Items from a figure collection
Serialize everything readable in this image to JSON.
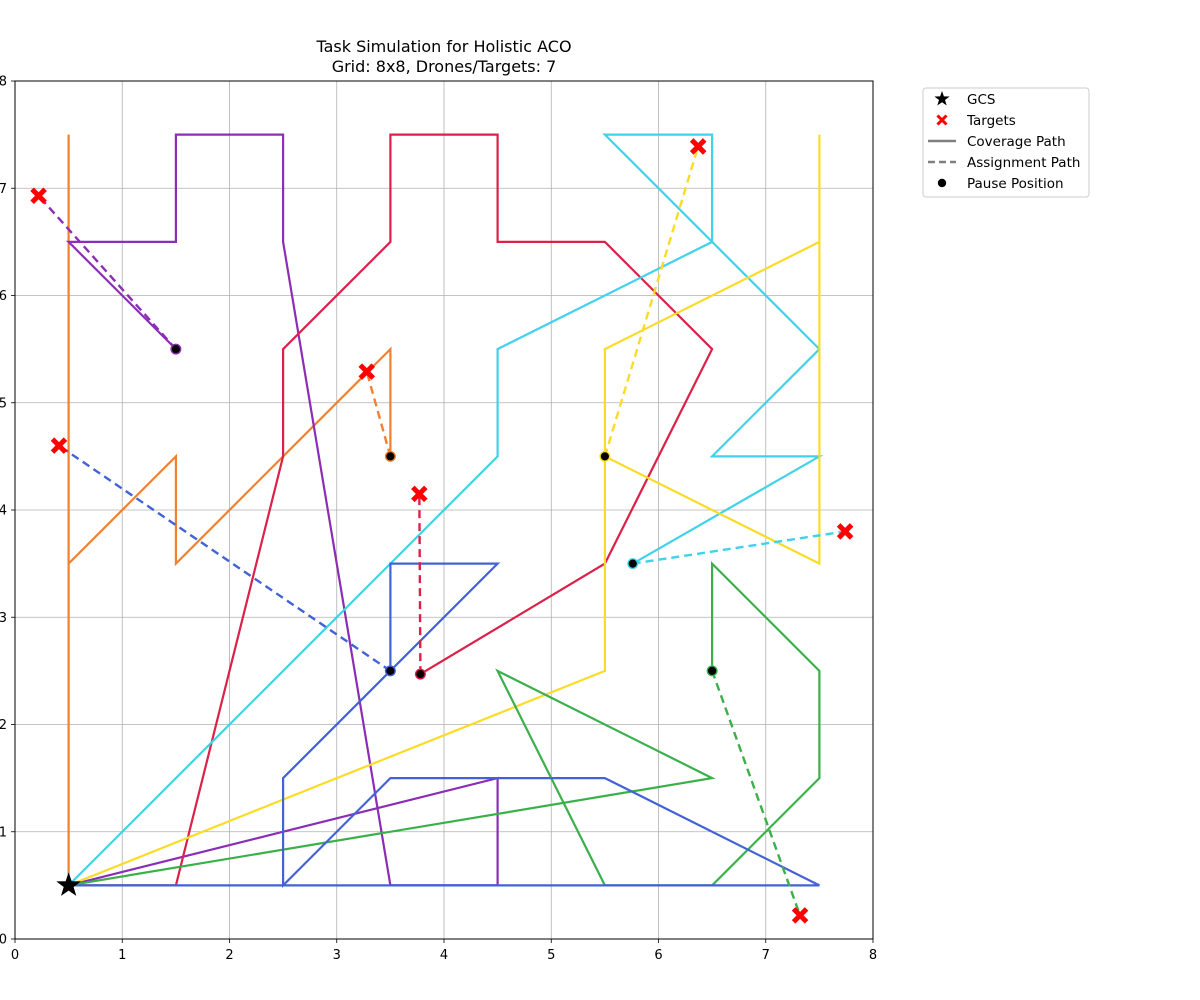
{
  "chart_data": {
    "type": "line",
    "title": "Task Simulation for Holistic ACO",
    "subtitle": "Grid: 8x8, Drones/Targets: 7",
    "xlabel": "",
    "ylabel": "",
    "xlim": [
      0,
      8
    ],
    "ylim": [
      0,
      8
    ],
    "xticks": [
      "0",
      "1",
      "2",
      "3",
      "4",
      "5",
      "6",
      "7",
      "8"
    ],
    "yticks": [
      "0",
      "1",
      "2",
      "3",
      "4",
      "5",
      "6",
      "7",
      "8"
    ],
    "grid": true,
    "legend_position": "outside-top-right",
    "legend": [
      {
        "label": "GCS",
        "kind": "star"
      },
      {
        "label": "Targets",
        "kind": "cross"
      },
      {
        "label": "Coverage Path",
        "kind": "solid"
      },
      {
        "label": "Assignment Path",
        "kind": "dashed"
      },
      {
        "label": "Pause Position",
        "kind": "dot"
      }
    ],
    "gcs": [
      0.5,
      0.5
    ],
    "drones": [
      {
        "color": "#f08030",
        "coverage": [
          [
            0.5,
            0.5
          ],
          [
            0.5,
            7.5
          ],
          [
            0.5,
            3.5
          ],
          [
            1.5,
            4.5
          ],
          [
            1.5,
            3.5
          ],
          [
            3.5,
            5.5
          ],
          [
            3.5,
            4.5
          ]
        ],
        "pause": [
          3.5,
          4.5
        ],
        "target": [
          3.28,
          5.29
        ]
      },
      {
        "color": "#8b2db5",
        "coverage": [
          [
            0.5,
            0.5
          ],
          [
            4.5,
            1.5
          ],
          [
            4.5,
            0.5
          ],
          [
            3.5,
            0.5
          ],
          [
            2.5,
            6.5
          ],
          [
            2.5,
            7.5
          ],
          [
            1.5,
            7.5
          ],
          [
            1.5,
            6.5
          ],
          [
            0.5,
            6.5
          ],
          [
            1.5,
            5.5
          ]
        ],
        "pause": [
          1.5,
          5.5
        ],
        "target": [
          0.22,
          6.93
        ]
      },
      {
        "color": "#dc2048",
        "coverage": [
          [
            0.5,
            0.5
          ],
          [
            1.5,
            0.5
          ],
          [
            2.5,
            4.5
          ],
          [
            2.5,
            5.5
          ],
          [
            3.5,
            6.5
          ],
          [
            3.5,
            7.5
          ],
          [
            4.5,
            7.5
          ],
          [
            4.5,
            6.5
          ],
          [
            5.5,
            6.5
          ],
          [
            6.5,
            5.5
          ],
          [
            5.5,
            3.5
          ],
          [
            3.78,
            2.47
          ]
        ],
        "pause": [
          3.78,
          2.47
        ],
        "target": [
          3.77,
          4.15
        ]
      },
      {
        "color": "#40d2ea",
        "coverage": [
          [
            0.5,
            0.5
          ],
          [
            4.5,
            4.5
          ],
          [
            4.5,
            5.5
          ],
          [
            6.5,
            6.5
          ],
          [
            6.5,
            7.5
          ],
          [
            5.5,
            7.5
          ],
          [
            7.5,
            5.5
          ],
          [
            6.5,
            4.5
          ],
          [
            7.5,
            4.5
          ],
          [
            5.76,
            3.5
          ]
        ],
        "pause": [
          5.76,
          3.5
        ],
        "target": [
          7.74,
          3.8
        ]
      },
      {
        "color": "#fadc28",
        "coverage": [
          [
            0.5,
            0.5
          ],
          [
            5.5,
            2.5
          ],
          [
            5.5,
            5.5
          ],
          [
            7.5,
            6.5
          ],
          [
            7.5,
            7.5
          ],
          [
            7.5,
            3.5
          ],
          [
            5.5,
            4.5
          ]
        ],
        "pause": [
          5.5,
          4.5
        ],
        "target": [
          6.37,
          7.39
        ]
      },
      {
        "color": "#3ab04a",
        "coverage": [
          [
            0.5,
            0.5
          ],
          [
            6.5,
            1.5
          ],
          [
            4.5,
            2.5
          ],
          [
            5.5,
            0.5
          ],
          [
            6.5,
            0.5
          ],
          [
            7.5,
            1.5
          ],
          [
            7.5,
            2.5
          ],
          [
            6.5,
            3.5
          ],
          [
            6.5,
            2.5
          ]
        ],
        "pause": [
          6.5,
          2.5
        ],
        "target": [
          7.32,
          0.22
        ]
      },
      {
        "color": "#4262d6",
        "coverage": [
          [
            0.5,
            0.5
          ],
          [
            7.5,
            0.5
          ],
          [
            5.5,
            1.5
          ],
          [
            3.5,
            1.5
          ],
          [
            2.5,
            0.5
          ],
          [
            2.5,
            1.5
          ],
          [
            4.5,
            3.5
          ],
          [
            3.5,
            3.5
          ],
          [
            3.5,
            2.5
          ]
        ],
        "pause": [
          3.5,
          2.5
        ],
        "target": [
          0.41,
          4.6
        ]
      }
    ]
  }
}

§ What is needed: Search the lines above for the string "Targets" and copy each line that has it.

§ Task solution:
    "subtitle": "Grid: 8x8, Drones/Targets: 7",
        "label": "Targets",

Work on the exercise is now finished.